**Exercise description:** Report the count of lines where the string "φορτίων" appears, and nothing else.
□ □ □ □
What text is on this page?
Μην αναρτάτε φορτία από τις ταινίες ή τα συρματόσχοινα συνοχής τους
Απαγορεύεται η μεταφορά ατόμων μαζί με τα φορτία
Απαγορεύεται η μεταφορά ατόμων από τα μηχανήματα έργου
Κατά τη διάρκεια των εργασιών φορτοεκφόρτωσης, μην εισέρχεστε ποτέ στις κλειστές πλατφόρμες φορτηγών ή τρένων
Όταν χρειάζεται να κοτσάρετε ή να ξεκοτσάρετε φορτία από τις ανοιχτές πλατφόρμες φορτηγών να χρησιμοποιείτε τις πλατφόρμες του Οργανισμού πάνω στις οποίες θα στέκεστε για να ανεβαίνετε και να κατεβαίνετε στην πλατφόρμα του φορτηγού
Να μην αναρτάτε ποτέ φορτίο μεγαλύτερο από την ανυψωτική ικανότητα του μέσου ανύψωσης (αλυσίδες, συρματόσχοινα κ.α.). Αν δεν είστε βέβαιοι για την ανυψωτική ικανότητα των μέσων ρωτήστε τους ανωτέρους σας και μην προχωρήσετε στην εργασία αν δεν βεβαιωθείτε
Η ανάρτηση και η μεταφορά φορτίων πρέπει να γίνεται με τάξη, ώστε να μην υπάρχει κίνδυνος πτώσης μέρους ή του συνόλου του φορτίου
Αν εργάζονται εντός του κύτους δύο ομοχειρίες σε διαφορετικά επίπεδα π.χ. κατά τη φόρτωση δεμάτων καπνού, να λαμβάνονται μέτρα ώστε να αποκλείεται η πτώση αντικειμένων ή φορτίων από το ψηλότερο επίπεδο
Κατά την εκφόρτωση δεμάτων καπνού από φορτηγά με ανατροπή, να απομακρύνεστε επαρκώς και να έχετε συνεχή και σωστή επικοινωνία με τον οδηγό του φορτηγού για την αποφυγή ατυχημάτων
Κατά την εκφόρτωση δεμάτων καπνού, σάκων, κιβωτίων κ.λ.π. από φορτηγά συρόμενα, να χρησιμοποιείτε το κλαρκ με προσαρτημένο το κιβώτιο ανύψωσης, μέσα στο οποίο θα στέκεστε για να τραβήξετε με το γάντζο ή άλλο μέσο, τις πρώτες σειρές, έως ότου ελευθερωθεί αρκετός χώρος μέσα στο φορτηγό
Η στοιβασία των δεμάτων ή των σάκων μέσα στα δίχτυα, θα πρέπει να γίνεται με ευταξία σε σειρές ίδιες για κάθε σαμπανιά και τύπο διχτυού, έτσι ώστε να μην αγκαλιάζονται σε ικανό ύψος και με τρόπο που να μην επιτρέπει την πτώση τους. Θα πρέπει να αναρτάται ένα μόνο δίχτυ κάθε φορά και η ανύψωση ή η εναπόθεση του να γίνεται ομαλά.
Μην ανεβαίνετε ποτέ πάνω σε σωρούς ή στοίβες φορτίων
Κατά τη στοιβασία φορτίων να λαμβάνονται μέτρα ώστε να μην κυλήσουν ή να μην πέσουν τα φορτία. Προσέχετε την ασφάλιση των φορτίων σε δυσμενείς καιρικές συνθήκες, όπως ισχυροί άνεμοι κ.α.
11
□ □ □ □
**Solution to this exercise:** 4